--- start of Records supplied ---

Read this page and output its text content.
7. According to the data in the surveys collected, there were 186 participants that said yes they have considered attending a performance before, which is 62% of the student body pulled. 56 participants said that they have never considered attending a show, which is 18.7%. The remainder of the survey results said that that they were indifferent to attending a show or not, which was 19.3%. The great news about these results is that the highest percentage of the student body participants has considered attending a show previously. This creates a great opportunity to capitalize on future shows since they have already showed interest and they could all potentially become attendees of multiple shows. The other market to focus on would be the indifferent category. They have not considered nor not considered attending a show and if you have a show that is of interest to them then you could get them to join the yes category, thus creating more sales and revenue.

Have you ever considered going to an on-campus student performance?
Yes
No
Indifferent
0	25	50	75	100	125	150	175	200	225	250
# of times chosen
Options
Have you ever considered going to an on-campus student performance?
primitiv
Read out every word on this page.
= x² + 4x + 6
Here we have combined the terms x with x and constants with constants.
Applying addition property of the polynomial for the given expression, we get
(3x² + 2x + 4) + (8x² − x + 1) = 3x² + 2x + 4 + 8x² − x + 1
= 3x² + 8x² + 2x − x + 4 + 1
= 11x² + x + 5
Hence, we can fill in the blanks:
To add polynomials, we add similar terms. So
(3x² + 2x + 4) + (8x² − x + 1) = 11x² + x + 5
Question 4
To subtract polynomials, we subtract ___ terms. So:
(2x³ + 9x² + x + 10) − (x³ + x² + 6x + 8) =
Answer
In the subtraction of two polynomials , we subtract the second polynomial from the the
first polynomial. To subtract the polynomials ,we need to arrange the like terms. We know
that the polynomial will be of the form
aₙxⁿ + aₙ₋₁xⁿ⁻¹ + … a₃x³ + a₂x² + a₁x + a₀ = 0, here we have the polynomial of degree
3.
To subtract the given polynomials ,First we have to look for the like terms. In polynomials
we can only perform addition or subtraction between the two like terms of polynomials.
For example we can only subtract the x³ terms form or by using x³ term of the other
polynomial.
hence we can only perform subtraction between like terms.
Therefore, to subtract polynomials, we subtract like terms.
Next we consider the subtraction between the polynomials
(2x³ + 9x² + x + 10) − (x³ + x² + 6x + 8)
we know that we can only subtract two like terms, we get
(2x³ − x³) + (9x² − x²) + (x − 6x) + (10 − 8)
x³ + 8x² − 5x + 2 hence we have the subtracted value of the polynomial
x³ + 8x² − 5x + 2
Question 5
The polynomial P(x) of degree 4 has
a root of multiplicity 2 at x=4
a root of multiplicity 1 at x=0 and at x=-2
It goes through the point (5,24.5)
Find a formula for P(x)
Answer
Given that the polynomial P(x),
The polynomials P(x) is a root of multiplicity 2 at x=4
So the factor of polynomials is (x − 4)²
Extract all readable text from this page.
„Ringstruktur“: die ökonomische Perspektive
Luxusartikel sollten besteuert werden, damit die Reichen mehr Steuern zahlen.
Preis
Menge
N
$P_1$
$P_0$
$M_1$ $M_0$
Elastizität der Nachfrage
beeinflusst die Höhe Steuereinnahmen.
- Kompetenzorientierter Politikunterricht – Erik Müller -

--- end of Records supplied ---

### [Objective]
Set down each entry again, unchanged.

### [Completed exercise]
Read this page and output its text content.
7. According to the data in the surveys collected, there were 186 participants that said yes they have considered attending a performance before, which is 62% of the student body pulled. 56 participants said that they have never considered attending a show, which is 18.7%. The remainder of the survey results said that that they were indifferent to attending a show or not, which was 19.3%. The great news about these results is that the highest percentage of the student body participants has considered attending a show previously. This creates a great opportunity to capitalize on future shows since they have already showed interest and they could all potentially become attendees of multiple shows. The other market to focus on would be the indifferent category. They have not considered nor not considered attending a show and if you have a show that is of interest to them then you could get them to join the yes category, thus creating more sales and revenue.

Have you ever considered going to an on-campus student performance?
Yes
No
Indifferent
0	25	50	75	100	125	150	175	200	225	250
# of times chosen
Options
Have you ever considered going to an on-campus student performance?
primitiv
Read out every word on this page.
= x² + 4x + 6
Here we have combined the terms x with x and constants with constants.
Applying addition property of the polynomial for the given expression, we get
(3x² + 2x + 4) + (8x² − x + 1) = 3x² + 2x + 4 + 8x² − x + 1
= 3x² + 8x² + 2x − x + 4 + 1
= 11x² + x + 5
Hence, we can fill in the blanks:
To add polynomials, we add similar terms. So
(3x² + 2x + 4) + (8x² − x + 1) = 11x² + x + 5
Question 4
To subtract polynomials, we subtract ___ terms. So:
(2x³ + 9x² + x + 10) − (x³ + x² + 6x + 8) =
Answer
In the subtraction of two polynomials , we subtract the second polynomial from the the
first polynomial. To subtract the polynomials ,we need to arrange the like terms. We know
that the polynomial will be of the form
aₙxⁿ + aₙ₋₁xⁿ⁻¹ + … a₃x³ + a₂x² + a₁x + a₀ = 0, here we have the polynomial of degree
3.
To subtract the given polynomials ,First we have to look for the like terms. In polynomials
we can only perform addition or subtraction between the two like terms of polynomials.
For example we can only subtract the x³ terms form or by using x³ term of the other
polynomial.
hence we can only perform subtraction between like terms.
Therefore, to subtract polynomials, we subtract like terms.
Next we consider the subtraction between the polynomials
(2x³ + 9x² + x + 10) − (x³ + x² + 6x + 8)
we know that we can only subtract two like terms, we get
(2x³ − x³) + (9x² − x²) + (x − 6x) + (10 − 8)
x³ + 8x² − 5x + 2 hence we have the subtracted value of the polynomial
x³ + 8x² − 5x + 2
Question 5
The polynomial P(x) of degree 4 has
a root of multiplicity 2 at x=4
a root of multiplicity 1 at x=0 and at x=-2
It goes through the point (5,24.5)
Find a formula for P(x)
Answer
Given that the polynomial P(x),
The polynomials P(x) is a root of multiplicity 2 at x=4
So the factor of polynomials is (x − 4)²
Extract all readable text from this page.
„Ringstruktur“: die ökonomische Perspektive
Luxusartikel sollten besteuert werden, damit die Reichen mehr Steuern zahlen.
Preis
Menge
N
$P_1$
$P_0$
$M_1$ $M_0$
Elastizität der Nachfrage
beeinflusst die Höhe Steuereinnahmen.
- Kompetenzorientierter Politikunterricht – Erik Müller -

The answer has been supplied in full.